§ What to produce: Check each line of the material below, and copy it if it holds the string "ομάδα".

§ Stored records:
────────────────────────────────────────

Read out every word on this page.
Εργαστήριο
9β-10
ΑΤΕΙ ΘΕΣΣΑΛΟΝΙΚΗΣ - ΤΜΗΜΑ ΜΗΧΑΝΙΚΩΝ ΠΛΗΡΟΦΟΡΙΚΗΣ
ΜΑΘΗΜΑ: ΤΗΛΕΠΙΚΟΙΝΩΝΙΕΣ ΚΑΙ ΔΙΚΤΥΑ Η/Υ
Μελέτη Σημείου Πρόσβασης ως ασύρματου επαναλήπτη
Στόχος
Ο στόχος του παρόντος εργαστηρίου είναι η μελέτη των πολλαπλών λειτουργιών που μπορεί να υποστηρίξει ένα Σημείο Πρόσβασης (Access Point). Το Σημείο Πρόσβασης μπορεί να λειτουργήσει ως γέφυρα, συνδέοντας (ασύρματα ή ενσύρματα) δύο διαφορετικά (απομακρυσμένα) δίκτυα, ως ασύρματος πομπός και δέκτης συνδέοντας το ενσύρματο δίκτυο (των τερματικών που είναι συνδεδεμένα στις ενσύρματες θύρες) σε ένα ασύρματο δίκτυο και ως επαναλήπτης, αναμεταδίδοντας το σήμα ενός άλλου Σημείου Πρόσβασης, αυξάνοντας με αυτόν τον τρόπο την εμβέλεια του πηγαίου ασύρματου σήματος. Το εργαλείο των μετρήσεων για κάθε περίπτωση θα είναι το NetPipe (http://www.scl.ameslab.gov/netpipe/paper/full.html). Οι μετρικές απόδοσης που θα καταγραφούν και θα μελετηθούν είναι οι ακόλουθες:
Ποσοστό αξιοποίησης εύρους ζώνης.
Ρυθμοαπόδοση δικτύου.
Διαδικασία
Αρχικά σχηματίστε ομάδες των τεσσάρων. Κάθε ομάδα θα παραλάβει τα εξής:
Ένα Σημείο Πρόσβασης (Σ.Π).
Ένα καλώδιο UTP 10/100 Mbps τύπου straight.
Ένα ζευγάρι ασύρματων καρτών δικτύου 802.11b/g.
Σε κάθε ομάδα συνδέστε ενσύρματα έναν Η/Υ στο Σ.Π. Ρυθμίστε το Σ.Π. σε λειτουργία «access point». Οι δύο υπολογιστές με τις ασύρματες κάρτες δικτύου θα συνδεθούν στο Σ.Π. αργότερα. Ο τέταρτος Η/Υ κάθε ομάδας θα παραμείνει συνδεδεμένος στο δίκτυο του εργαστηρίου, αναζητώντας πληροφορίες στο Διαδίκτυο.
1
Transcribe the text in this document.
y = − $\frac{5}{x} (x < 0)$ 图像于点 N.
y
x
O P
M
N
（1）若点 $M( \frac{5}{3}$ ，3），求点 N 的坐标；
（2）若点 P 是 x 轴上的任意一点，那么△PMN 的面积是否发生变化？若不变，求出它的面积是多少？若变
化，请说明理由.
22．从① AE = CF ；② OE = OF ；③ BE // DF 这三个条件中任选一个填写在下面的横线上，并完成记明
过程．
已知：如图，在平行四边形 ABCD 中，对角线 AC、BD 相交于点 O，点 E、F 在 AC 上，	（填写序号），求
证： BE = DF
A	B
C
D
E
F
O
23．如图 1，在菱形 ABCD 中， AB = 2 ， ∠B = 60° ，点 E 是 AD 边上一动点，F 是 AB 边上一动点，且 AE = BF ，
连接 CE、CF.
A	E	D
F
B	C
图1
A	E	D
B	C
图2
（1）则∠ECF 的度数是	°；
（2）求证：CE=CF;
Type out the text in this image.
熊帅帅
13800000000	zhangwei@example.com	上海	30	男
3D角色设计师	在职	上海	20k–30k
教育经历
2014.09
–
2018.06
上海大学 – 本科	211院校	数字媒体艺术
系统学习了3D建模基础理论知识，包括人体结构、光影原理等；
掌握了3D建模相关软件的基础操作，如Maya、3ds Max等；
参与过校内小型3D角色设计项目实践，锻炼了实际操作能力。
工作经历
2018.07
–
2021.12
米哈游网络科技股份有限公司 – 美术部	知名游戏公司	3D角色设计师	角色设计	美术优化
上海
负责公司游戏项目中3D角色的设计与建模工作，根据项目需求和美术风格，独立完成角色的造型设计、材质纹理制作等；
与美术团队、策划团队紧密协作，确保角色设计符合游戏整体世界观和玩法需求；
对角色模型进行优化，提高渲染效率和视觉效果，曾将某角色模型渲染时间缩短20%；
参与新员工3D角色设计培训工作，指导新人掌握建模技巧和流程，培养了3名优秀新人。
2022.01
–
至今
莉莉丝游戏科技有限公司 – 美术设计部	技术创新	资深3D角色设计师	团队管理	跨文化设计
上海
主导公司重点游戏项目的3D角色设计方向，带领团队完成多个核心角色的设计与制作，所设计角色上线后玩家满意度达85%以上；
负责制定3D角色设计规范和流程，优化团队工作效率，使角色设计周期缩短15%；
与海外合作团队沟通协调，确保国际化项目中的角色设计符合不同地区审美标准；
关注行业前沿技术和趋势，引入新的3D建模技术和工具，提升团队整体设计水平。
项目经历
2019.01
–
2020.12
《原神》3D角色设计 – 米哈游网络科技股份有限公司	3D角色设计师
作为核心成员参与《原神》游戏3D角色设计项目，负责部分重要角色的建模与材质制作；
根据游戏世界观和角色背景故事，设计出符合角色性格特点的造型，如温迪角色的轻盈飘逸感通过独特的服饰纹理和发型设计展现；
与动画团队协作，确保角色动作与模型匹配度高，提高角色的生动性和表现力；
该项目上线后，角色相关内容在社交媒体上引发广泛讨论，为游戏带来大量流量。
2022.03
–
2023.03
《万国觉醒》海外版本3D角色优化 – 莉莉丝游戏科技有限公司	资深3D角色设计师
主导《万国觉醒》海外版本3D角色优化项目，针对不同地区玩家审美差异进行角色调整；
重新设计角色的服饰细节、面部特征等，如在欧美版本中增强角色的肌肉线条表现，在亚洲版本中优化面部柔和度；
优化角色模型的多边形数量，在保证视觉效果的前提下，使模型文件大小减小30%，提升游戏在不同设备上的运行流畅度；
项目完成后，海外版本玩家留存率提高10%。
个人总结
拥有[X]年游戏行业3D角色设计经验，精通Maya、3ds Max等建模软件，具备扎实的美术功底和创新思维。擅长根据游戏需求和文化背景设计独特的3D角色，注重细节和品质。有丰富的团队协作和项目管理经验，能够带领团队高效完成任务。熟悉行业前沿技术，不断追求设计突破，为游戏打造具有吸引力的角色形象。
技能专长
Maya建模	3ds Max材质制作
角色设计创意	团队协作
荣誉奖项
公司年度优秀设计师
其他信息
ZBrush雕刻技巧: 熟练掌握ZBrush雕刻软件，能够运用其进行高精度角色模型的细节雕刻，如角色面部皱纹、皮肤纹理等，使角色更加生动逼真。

────────────────────────────────────────

§ Output:
Αρχικά σχηματίστε ομάδες των τεσσάρων. Κάθε ομάδα θα παραλάβει τα εξής:
Σε κάθε ομάδα συνδέστε ενσύρματα έναν Η/Υ στο Σ.Π. Ρυθμίστε το Σ.Π. σε λειτουργία «access point». Οι δύο υπολογιστές με τις ασύρματες κάρτες δικτύου θα συνδεθούν στο Σ.Π. αργότερα. Ο τέταρτος Η/Υ κάθε ομάδας θα παραμείνει συνδεδεμένος στο δίκτυο του εργαστηρίου, αναζητώντας πληροφορίες στο Διαδίκτυο.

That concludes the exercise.